WHAT THE TASK ASKS: Pick out the lines below that contain the string "series" and copy them all.

THE DATA:

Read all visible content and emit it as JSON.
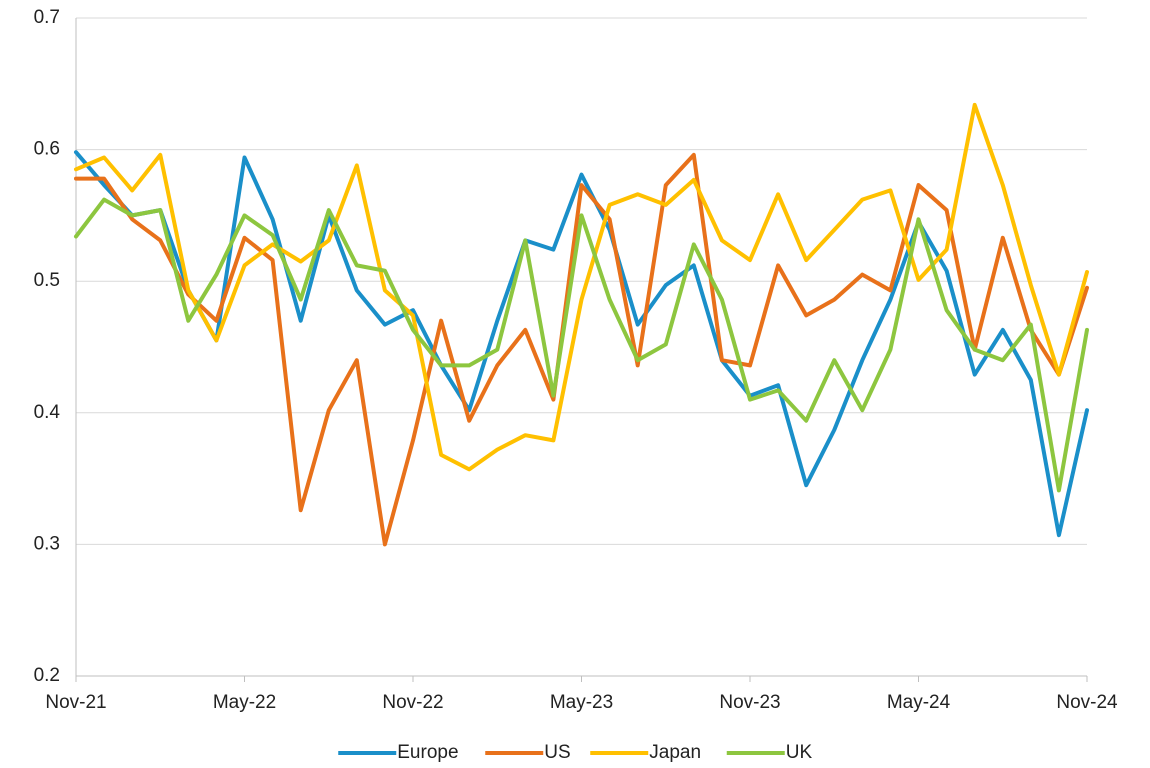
{
  "chart_data": {
    "type": "line",
    "categories": [
      "Nov-21",
      null,
      null,
      null,
      null,
      null,
      "May-22",
      null,
      null,
      null,
      null,
      null,
      "Nov-22",
      null,
      null,
      null,
      null,
      null,
      "May-23",
      null,
      null,
      null,
      null,
      null,
      "Nov-23",
      null,
      null,
      null,
      null,
      null,
      "May-24",
      null,
      null,
      null,
      null,
      null,
      "Nov-24"
    ],
    "series": [
      {
        "name": "Europe",
        "color": "#1a8fc9",
        "values": [
          0.598,
          0.573,
          0.55,
          0.554,
          0.493,
          0.455,
          0.594,
          0.547,
          0.47,
          0.55,
          0.493,
          0.467,
          0.478,
          0.436,
          0.402,
          0.47,
          0.531,
          0.524,
          0.581,
          0.539,
          0.467,
          0.497,
          0.512,
          0.44,
          0.413,
          0.421,
          0.345,
          0.387,
          0.44,
          0.486,
          0.545,
          0.508,
          0.429,
          0.463,
          0.425,
          0.307,
          0.402
        ]
      },
      {
        "name": "US",
        "color": "#e8711a",
        "values": [
          0.578,
          0.578,
          0.547,
          0.531,
          0.49,
          0.47,
          0.533,
          0.516,
          0.326,
          0.402,
          0.44,
          0.3,
          0.379,
          0.47,
          0.394,
          0.436,
          0.463,
          0.41,
          0.573,
          0.547,
          0.436,
          0.573,
          0.596,
          0.44,
          0.436,
          0.512,
          0.474,
          0.486,
          0.505,
          0.493,
          0.573,
          0.554,
          0.448,
          0.533,
          0.463,
          0.429,
          0.495
        ]
      },
      {
        "name": "Japan",
        "color": "#ffc000",
        "values": [
          0.585,
          0.594,
          0.569,
          0.596,
          0.493,
          0.455,
          0.512,
          0.528,
          0.515,
          0.531,
          0.588,
          0.493,
          0.474,
          0.368,
          0.357,
          0.372,
          0.383,
          0.379,
          0.486,
          0.558,
          0.566,
          0.558,
          0.577,
          0.531,
          0.516,
          0.566,
          0.516,
          0.539,
          0.562,
          0.569,
          0.501,
          0.524,
          0.634,
          0.573,
          0.497,
          0.429,
          0.507
        ]
      },
      {
        "name": "UK",
        "color": "#8dc63f",
        "values": [
          0.534,
          0.562,
          0.55,
          0.554,
          0.47,
          0.505,
          0.55,
          0.535,
          0.486,
          0.554,
          0.512,
          0.508,
          0.463,
          0.436,
          0.436,
          0.448,
          0.531,
          0.413,
          0.55,
          0.486,
          0.44,
          0.452,
          0.528,
          0.486,
          0.41,
          0.417,
          0.394,
          0.44,
          0.402,
          0.448,
          0.547,
          0.478,
          0.448,
          0.44,
          0.467,
          0.341,
          0.463
        ]
      }
    ],
    "ylim": [
      0.2,
      0.7
    ],
    "yticks": [
      0.2,
      0.3,
      0.4,
      0.5,
      0.6,
      0.7
    ],
    "grid": true,
    "legend": "bottom"
  }
}
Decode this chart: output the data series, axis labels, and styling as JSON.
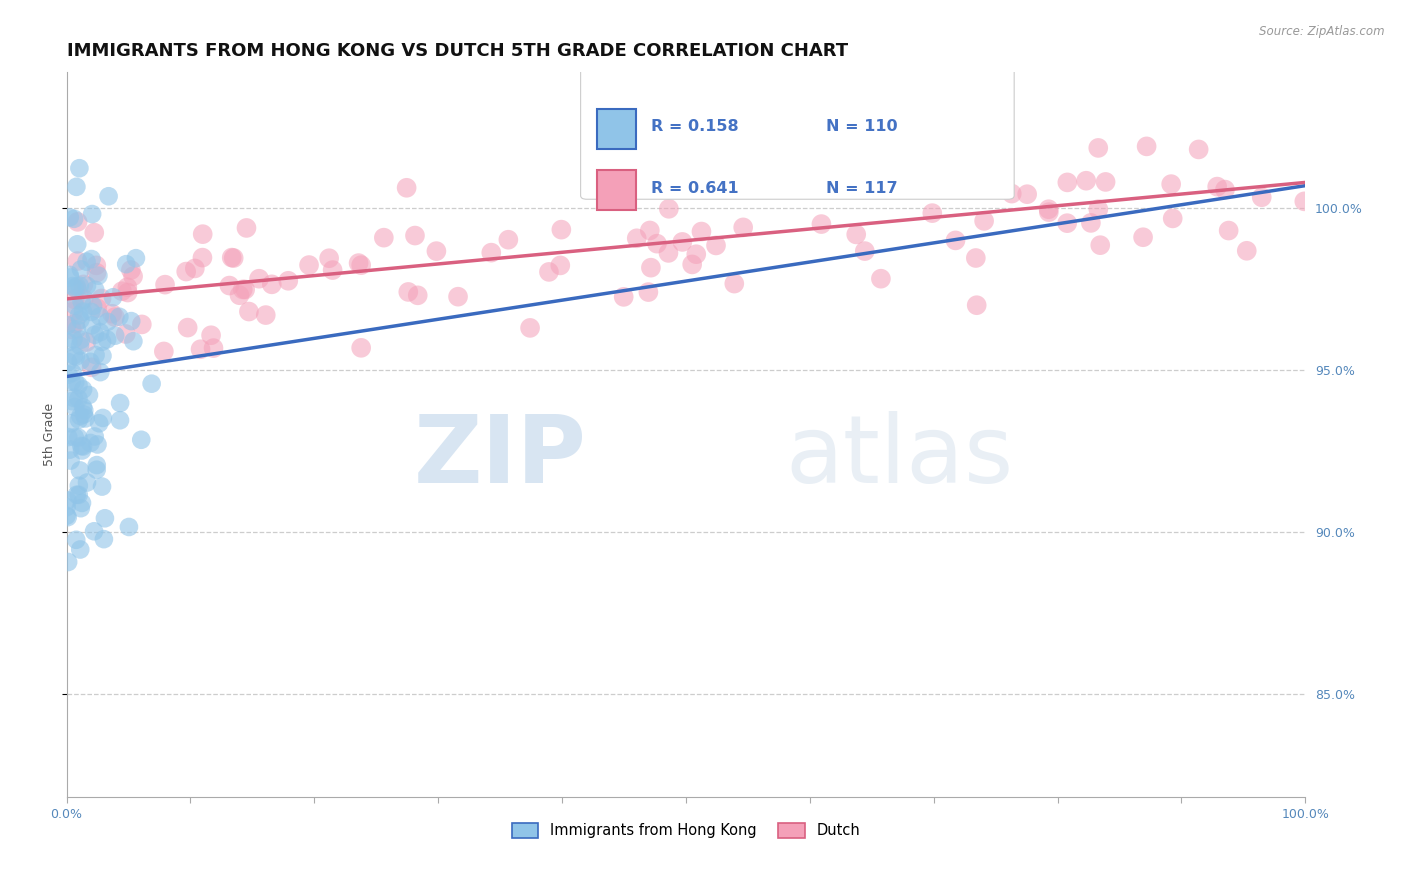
{
  "title": "IMMIGRANTS FROM HONG KONG VS DUTCH 5TH GRADE CORRELATION CHART",
  "source_text": "Source: ZipAtlas.com",
  "ylabel": "5th Grade",
  "xlim": [
    0.0,
    1.0
  ],
  "ylim": [
    0.818,
    1.042
  ],
  "yticks": [
    0.85,
    0.9,
    0.95,
    1.0
  ],
  "ytick_labels": [
    "85.0%",
    "90.0%",
    "95.0%",
    "100.0%"
  ],
  "hk_R": 0.158,
  "hk_N": 110,
  "dutch_R": 0.641,
  "dutch_N": 117,
  "hk_color": "#90c4e8",
  "dutch_color": "#f4a0b8",
  "hk_line_color": "#3a6abf",
  "dutch_line_color": "#d96080",
  "legend_text_color": "#4472c4",
  "title_fontsize": 13,
  "axis_label_fontsize": 9,
  "tick_fontsize": 9,
  "watermark_zip": "ZIP",
  "watermark_atlas": "atlas",
  "background_color": "#ffffff",
  "grid_color": "#c8c8c8",
  "right_tick_color": "#5588bb",
  "hk_line_start_y": 0.948,
  "hk_line_end_y": 1.007,
  "dutch_line_start_y": 0.972,
  "dutch_line_end_y": 1.008
}
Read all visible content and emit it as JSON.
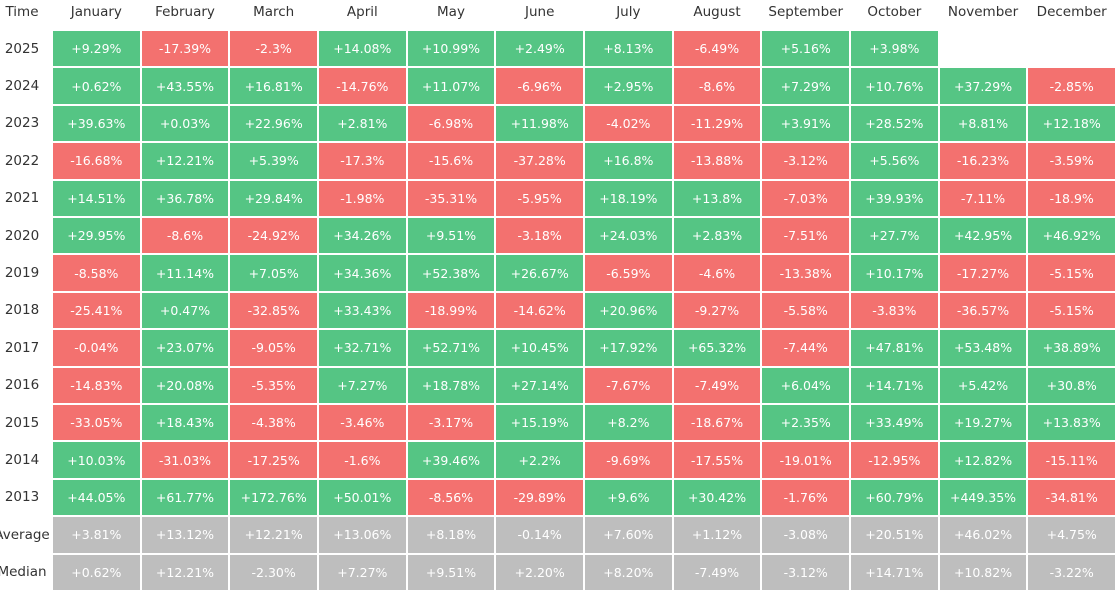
{
  "table": {
    "header": [
      "Time",
      "January",
      "February",
      "March",
      "April",
      "May",
      "June",
      "July",
      "August",
      "September",
      "October",
      "November",
      "December"
    ],
    "rows": [
      {
        "label": "2025",
        "cells": [
          "+9.29%",
          "-17.39%",
          "-2.3%",
          "+14.08%",
          "+10.99%",
          "+2.49%",
          "+8.13%",
          "-6.49%",
          "+5.16%",
          "+3.98%"
        ]
      },
      {
        "label": "2024",
        "cells": [
          "+0.62%",
          "+43.55%",
          "+16.81%",
          "-14.76%",
          "+11.07%",
          "-6.96%",
          "+2.95%",
          "-8.6%",
          "+7.29%",
          "+10.76%",
          "+37.29%",
          "-2.85%"
        ]
      },
      {
        "label": "2023",
        "cells": [
          "+39.63%",
          "+0.03%",
          "+22.96%",
          "+2.81%",
          "-6.98%",
          "+11.98%",
          "-4.02%",
          "-11.29%",
          "+3.91%",
          "+28.52%",
          "+8.81%",
          "+12.18%"
        ]
      },
      {
        "label": "2022",
        "cells": [
          "-16.68%",
          "+12.21%",
          "+5.39%",
          "-17.3%",
          "-15.6%",
          "-37.28%",
          "+16.8%",
          "-13.88%",
          "-3.12%",
          "+5.56%",
          "-16.23%",
          "-3.59%"
        ]
      },
      {
        "label": "2021",
        "cells": [
          "+14.51%",
          "+36.78%",
          "+29.84%",
          "-1.98%",
          "-35.31%",
          "-5.95%",
          "+18.19%",
          "+13.8%",
          "-7.03%",
          "+39.93%",
          "-7.11%",
          "-18.9%"
        ]
      },
      {
        "label": "2020",
        "cells": [
          "+29.95%",
          "-8.6%",
          "-24.92%",
          "+34.26%",
          "+9.51%",
          "-3.18%",
          "+24.03%",
          "+2.83%",
          "-7.51%",
          "+27.7%",
          "+42.95%",
          "+46.92%"
        ]
      },
      {
        "label": "2019",
        "cells": [
          "-8.58%",
          "+11.14%",
          "+7.05%",
          "+34.36%",
          "+52.38%",
          "+26.67%",
          "-6.59%",
          "-4.6%",
          "-13.38%",
          "+10.17%",
          "-17.27%",
          "-5.15%"
        ]
      },
      {
        "label": "2018",
        "cells": [
          "-25.41%",
          "+0.47%",
          "-32.85%",
          "+33.43%",
          "-18.99%",
          "-14.62%",
          "+20.96%",
          "-9.27%",
          "-5.58%",
          "-3.83%",
          "-36.57%",
          "-5.15%"
        ]
      },
      {
        "label": "2017",
        "cells": [
          "-0.04%",
          "+23.07%",
          "-9.05%",
          "+32.71%",
          "+52.71%",
          "+10.45%",
          "+17.92%",
          "+65.32%",
          "-7.44%",
          "+47.81%",
          "+53.48%",
          "+38.89%"
        ]
      },
      {
        "label": "2016",
        "cells": [
          "-14.83%",
          "+20.08%",
          "-5.35%",
          "+7.27%",
          "+18.78%",
          "+27.14%",
          "-7.67%",
          "-7.49%",
          "+6.04%",
          "+14.71%",
          "+5.42%",
          "+30.8%"
        ]
      },
      {
        "label": "2015",
        "cells": [
          "-33.05%",
          "+18.43%",
          "-4.38%",
          "-3.46%",
          "-3.17%",
          "+15.19%",
          "+8.2%",
          "-18.67%",
          "+2.35%",
          "+33.49%",
          "+19.27%",
          "+13.83%"
        ]
      },
      {
        "label": "2014",
        "cells": [
          "+10.03%",
          "-31.03%",
          "-17.25%",
          "-1.6%",
          "+39.46%",
          "+2.2%",
          "-9.69%",
          "-17.55%",
          "-19.01%",
          "-12.95%",
          "+12.82%",
          "-15.11%"
        ]
      },
      {
        "label": "2013",
        "cells": [
          "+44.05%",
          "+61.77%",
          "+172.76%",
          "+50.01%",
          "-8.56%",
          "-29.89%",
          "+9.6%",
          "+30.42%",
          "-1.76%",
          "+60.79%",
          "+449.35%",
          "-34.81%"
        ]
      }
    ],
    "summary_rows": [
      {
        "label": "Average",
        "cells": [
          "+3.81%",
          "+13.12%",
          "+12.21%",
          "+13.06%",
          "+8.18%",
          "-0.14%",
          "+7.60%",
          "+1.12%",
          "-3.08%",
          "+20.51%",
          "+46.02%",
          "+4.75%"
        ]
      },
      {
        "label": "Median",
        "cells": [
          "+0.62%",
          "+12.21%",
          "-2.30%",
          "+7.27%",
          "+9.51%",
          "+2.20%",
          "+8.20%",
          "-7.49%",
          "-3.12%",
          "+14.71%",
          "+10.82%",
          "-3.22%"
        ]
      }
    ]
  }
}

FULL RESPONSE:
    "series": [
Decode this chart: output the data series, axis labels, and styling as JSON.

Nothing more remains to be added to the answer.